AIM ->
The listing must be reproduced in full, exactly as it stands.

DATA FOR THIS TASK ->
— start —

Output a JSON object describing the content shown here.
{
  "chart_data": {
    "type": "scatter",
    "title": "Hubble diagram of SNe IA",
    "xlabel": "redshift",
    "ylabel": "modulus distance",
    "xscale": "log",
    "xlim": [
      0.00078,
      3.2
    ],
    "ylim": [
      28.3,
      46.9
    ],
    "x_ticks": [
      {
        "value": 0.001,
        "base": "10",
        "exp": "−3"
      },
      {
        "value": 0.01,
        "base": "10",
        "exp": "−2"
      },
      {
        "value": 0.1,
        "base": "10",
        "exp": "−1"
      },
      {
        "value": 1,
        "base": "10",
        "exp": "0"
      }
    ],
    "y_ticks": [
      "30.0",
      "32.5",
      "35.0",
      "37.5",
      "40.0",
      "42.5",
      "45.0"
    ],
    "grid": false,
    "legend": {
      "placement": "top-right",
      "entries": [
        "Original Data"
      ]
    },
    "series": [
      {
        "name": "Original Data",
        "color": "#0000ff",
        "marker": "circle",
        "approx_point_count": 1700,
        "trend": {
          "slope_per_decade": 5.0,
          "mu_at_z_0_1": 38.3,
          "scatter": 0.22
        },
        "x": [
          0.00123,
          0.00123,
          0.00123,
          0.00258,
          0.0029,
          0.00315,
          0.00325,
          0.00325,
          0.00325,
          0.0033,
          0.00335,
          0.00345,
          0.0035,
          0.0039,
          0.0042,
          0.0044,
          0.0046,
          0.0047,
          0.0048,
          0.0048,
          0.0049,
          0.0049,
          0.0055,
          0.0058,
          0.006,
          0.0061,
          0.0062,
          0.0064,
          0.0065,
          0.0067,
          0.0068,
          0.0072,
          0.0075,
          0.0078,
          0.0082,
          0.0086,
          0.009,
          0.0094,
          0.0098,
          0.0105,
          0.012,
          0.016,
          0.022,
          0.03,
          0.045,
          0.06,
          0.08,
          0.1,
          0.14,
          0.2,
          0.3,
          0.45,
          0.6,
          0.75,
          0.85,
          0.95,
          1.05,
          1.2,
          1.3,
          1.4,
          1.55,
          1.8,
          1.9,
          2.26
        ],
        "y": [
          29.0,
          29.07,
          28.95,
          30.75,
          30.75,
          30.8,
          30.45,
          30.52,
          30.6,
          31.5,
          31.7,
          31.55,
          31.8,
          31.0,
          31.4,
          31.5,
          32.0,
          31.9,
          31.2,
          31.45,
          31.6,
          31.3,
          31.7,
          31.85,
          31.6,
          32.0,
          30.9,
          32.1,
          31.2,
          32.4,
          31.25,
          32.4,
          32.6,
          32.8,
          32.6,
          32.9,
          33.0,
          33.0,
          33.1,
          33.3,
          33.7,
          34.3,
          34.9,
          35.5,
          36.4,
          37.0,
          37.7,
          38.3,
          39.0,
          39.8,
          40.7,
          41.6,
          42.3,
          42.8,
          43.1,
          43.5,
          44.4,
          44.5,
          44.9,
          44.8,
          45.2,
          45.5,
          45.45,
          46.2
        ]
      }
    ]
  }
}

— end —

SOLVED EXERCISE ->
Output a JSON object describing the content shown here.
{
  "chart_data": {
    "type": "scatter",
    "title": "Hubble diagram of SNe IA",
    "xlabel": "redshift",
    "ylabel": "modulus distance",
    "xscale": "log",
    "xlim": [
      0.00078,
      3.2
    ],
    "ylim": [
      28.3,
      46.9
    ],
    "x_ticks": [
      {
        "value": 0.001,
        "base": "10",
        "exp": "−3"
      },
      {
        "value": 0.01,
        "base": "10",
        "exp": "−2"
      },
      {
        "value": 0.1,
        "base": "10",
        "exp": "−1"
      },
      {
        "value": 1,
        "base": "10",
        "exp": "0"
      }
    ],
    "y_ticks": [
      "30.0",
      "32.5",
      "35.0",
      "37.5",
      "40.0",
      "42.5",
      "45.0"
    ],
    "grid": false,
    "legend": {
      "placement": "top-right",
      "entries": [
        "Original Data"
      ]
    },
    "series": [
      {
        "name": "Original Data",
        "color": "#0000ff",
        "marker": "circle",
        "approx_point_count": 1700,
        "trend": {
          "slope_per_decade": 5.0,
          "mu_at_z_0_1": 38.3,
          "scatter": 0.22
        },
        "x": [
          0.00123,
          0.00123,
          0.00123,
          0.00258,
          0.0029,
          0.00315,
          0.00325,
          0.00325,
          0.00325,
          0.0033,
          0.00335,
          0.00345,
          0.0035,
          0.0039,
          0.0042,
          0.0044,
          0.0046,
          0.0047,
          0.0048,
          0.0048,
          0.0049,
          0.0049,
          0.0055,
          0.0058,
          0.006,
          0.0061,
          0.0062,
          0.0064,
          0.0065,
          0.0067,
          0.0068,
          0.0072,
          0.0075,
          0.0078,
          0.0082,
          0.0086,
          0.009,
          0.0094,
          0.0098,
          0.0105,
          0.012,
          0.016,
          0.022,
          0.03,
          0.045,
          0.06,
          0.08,
          0.1,
          0.14,
          0.2,
          0.3,
          0.45,
          0.6,
          0.75,
          0.85,
          0.95,
          1.05,
          1.2,
          1.3,
          1.4,
          1.55,
          1.8,
          1.9,
          2.26
        ],
        "y": [
          29.0,
          29.07,
          28.95,
          30.75,
          30.75,
          30.8,
          30.45,
          30.52,
          30.6,
          31.5,
          31.7,
          31.55,
          31.8,
          31.0,
          31.4,
          31.5,
          32.0,
          31.9,
          31.2,
          31.45,
          31.6,
          31.3,
          31.7,
          31.85,
          31.6,
          32.0,
          30.9,
          32.1,
          31.2,
          32.4,
          31.25,
          32.4,
          32.6,
          32.8,
          32.6,
          32.9,
          33.0,
          33.0,
          33.1,
          33.3,
          33.7,
          34.3,
          34.9,
          35.5,
          36.4,
          37.0,
          37.7,
          38.3,
          39.0,
          39.8,
          40.7,
          41.6,
          42.3,
          42.8,
          43.1,
          43.5,
          44.4,
          44.5,
          44.9,
          44.8,
          45.2,
          45.5,
          45.45,
          46.2
        ]
      }
    ]
  }
}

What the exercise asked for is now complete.